Task brief :: Copy, in full, each line of the material that holds the word "title".

Source material ::

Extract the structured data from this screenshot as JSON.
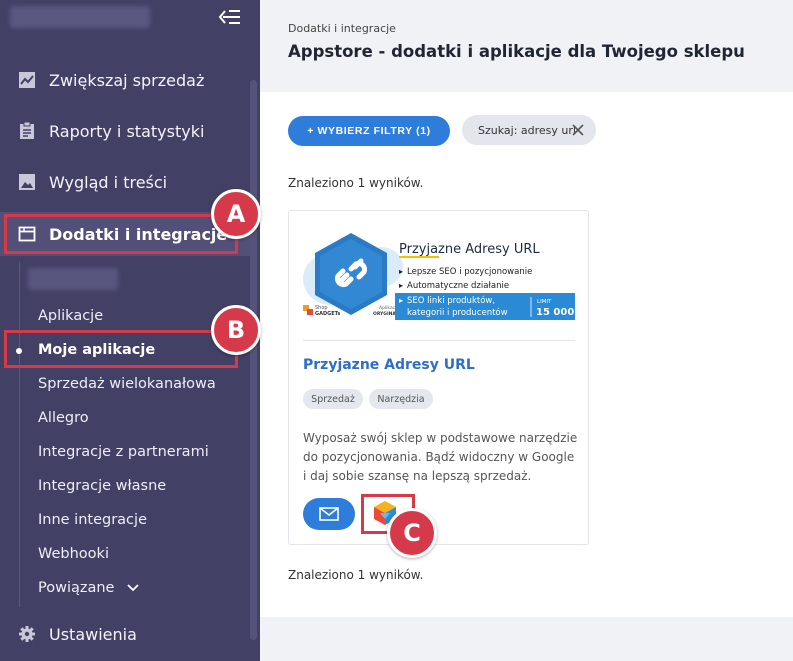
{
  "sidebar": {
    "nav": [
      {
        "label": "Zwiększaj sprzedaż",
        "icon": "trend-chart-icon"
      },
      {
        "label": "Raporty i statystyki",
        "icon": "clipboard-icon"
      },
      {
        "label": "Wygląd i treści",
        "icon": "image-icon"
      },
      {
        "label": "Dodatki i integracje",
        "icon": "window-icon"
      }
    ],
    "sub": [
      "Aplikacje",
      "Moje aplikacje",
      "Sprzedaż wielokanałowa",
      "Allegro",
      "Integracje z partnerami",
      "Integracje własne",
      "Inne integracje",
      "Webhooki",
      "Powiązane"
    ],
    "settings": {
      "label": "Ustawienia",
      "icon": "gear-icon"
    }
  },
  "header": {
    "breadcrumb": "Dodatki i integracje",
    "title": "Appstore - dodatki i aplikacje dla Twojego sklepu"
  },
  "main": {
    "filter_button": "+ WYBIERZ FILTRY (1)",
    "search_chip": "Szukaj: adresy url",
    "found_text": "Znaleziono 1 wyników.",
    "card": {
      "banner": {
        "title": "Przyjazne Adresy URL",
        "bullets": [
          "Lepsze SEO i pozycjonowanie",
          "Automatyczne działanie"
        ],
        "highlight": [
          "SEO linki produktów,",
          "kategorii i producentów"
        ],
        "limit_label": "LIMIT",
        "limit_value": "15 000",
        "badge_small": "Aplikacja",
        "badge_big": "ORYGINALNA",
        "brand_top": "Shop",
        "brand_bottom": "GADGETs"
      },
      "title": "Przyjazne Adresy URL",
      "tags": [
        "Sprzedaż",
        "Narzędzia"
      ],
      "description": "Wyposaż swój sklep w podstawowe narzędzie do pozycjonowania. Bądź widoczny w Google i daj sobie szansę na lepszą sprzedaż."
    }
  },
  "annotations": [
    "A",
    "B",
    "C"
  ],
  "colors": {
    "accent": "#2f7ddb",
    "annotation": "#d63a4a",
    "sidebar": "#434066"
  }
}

---

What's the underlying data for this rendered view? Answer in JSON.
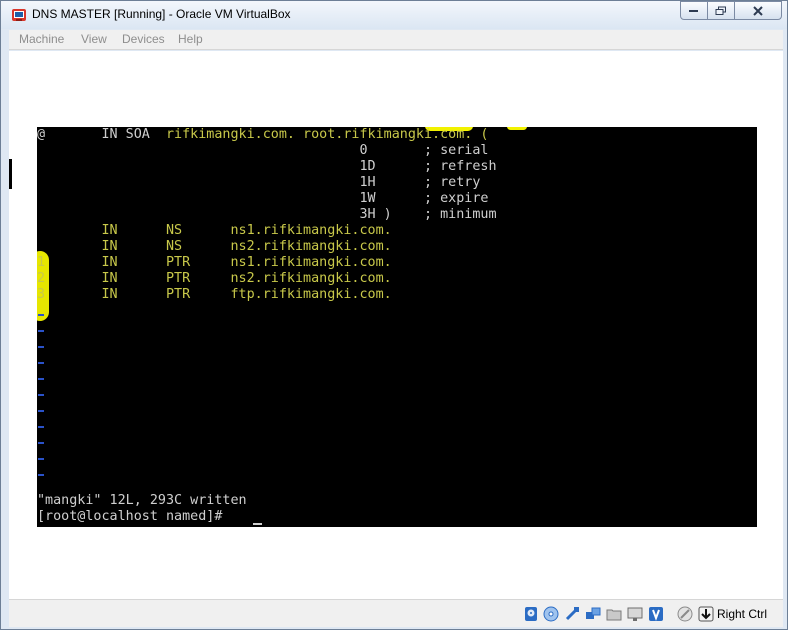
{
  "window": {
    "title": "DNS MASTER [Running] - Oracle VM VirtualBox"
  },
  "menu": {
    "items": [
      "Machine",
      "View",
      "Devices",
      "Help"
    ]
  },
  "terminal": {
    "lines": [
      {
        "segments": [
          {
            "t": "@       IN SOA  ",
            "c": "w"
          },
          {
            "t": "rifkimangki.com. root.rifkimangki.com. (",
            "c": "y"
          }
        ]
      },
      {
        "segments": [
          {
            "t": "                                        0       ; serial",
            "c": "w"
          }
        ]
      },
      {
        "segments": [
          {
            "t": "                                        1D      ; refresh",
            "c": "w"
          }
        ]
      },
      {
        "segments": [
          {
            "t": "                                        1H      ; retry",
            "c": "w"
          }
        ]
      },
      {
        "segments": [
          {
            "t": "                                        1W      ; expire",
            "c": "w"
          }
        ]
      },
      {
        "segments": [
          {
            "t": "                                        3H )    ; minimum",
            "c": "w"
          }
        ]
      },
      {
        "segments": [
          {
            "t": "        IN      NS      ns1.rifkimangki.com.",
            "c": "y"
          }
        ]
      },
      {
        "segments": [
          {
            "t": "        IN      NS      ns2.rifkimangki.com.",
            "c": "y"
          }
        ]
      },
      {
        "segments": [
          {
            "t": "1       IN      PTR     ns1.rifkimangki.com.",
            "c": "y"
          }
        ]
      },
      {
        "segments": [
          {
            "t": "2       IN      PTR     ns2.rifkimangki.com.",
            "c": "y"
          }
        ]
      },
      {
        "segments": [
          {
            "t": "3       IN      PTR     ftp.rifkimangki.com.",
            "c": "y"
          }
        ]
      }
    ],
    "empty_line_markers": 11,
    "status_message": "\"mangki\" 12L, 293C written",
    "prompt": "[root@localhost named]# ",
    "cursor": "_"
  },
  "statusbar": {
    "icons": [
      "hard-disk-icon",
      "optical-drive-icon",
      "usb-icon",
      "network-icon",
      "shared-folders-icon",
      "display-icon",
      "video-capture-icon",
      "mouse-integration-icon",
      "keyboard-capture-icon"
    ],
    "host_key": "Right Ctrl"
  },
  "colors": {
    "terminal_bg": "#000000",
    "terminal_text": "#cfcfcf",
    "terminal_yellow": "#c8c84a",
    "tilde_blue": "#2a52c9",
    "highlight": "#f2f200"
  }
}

Answer ::
    "title": "Appstore - dodatki i aplikacje dla Twojego sklepu"
        "title": "Przyjazne Adresy URL",
      "title": "Przyjazne Adresy URL",
    "title": "DNS MASTER [Running] - Oracle VM VirtualBox"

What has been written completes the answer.